## [Latihan]
Tuliskan ulang bagian teks khutbah di bawah ini, mulai dari "Jawaban seperti itu" sampai dengan "surga atau neraka.".

## [Teks bacaan]

+ + + + +

Jawaban seperti itu ternyata bukan sebagaimana yang dimaksudkan Rasulullah. Nabi Muhammad tidak bertanya tentang ekonomi, melainkan ingin mengajak para sahabat mengetahui bahwa kebangkrutan bisa terjadi dalam bidang agama.
Kadi di dalam agama juga ada perhitungan matematis terkait pahala dan dosa, seperti penambahan dan pengurangan di antara sesama manusia.
Hal ini terjadi pada saat semua manusia berada di Padang Makhsyar untuk menjalani hisab yang akan menentukan apakah seseorang akan masuk surga atau neraka.
Jamaah Jumát Hafidhakumullâh
Dengan perhitungan seperti itu, dapat diketahui apakah seseorang akan termasuk orang beruntung atau justru orang bangkrut di akherat kelak.

+ + + + +

## [Bahan yang disediakan]
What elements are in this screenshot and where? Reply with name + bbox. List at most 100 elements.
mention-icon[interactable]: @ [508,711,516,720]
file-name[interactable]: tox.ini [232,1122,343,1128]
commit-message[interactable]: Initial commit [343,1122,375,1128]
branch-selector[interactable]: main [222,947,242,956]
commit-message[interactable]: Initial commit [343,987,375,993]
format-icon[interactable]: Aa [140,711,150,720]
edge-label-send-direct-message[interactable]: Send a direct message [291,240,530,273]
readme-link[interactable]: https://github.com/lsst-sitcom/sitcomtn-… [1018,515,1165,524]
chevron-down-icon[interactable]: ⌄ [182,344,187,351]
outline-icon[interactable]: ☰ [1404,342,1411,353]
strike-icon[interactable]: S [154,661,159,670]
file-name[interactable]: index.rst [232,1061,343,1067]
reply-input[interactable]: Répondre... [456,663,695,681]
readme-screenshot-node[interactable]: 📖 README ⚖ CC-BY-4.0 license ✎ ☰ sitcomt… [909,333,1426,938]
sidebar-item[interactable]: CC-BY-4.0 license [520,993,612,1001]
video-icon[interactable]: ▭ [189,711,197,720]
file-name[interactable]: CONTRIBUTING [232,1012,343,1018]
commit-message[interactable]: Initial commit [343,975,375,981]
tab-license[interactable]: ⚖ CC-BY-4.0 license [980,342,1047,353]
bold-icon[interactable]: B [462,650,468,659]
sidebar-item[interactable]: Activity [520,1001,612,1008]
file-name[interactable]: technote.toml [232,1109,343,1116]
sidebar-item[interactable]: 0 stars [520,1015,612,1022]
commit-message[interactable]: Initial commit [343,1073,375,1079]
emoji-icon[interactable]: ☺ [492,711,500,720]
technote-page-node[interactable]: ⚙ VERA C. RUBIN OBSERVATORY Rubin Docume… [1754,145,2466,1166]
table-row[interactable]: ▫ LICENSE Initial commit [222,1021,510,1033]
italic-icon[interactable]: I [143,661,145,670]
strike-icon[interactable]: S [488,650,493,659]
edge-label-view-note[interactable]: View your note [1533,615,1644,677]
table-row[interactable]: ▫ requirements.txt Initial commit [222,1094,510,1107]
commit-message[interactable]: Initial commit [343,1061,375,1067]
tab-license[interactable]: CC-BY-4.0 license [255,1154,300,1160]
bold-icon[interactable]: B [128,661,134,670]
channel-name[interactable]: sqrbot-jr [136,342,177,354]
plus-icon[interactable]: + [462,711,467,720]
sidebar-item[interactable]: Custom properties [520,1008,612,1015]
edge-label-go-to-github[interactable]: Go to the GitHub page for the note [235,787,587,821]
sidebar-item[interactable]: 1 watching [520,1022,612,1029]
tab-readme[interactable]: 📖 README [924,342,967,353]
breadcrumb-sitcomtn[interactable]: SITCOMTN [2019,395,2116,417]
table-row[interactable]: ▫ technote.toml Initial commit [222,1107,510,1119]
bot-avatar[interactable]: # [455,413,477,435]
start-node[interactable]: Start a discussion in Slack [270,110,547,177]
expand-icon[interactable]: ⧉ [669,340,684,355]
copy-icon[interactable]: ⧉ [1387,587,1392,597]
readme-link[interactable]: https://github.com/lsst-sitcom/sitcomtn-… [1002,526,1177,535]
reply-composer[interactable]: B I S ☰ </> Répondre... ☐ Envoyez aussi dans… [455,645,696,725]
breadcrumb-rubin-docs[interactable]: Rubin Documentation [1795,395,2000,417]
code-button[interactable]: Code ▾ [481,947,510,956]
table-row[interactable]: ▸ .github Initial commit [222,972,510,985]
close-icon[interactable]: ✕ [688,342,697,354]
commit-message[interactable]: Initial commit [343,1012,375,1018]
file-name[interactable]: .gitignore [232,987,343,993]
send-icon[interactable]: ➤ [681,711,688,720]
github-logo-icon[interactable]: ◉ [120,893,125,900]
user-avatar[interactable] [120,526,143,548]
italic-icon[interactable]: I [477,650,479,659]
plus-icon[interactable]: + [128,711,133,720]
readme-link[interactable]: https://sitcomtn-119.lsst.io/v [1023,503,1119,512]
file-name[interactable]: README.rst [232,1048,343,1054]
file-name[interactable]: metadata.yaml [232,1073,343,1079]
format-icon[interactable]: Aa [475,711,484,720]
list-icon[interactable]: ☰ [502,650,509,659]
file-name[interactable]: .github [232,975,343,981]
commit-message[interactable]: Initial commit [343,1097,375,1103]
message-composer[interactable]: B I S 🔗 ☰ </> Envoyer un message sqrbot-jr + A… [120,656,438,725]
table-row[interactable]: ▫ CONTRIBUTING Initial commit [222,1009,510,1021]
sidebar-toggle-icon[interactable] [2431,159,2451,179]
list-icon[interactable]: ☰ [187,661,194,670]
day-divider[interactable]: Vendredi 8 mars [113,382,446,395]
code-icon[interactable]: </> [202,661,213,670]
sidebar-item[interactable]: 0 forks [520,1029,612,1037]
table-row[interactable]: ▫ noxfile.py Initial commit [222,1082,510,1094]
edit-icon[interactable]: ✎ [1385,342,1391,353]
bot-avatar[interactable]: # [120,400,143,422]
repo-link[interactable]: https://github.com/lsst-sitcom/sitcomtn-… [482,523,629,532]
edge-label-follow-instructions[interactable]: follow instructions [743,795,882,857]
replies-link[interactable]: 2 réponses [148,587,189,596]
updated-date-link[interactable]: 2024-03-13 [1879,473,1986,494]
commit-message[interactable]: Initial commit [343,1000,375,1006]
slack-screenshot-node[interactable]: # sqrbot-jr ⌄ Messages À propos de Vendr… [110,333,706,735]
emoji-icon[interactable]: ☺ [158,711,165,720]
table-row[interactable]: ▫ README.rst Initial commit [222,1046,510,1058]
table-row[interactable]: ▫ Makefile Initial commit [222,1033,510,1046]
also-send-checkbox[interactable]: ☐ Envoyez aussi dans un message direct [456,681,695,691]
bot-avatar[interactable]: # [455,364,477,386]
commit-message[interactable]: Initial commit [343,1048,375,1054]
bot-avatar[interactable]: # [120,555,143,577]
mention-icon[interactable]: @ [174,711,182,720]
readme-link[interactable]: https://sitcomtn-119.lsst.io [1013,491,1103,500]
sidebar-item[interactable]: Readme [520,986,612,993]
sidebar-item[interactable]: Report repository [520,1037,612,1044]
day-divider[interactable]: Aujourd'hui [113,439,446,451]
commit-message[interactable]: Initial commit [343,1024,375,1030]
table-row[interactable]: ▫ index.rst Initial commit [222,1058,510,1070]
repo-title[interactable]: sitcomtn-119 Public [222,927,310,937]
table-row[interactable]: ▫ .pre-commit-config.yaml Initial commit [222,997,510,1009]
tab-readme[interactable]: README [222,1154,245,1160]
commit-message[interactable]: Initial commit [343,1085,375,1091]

+ + + + +

## [Jawaban tugas]
Jawaban seperti itu ternyata bukan sebagaimana yang dimaksudkan Rasulullah. Nabi Muhammad tidak bertanya tentang ekonomi, melainkan ingin mengajak para sahabat mengetahui bahwa kebangkrutan bisa terjadi dalam bidang agama.
Kadi di dalam agama juga ada perhitungan matematis terkait pahala dan dosa, seperti penambahan dan pengurangan di antara sesama manusia.
Hal ini terjadi pada saat semua manusia berada di Padang Makhsyar untuk menjalani hisab yang akan menentukan apakah seseorang akan masuk surga atau neraka.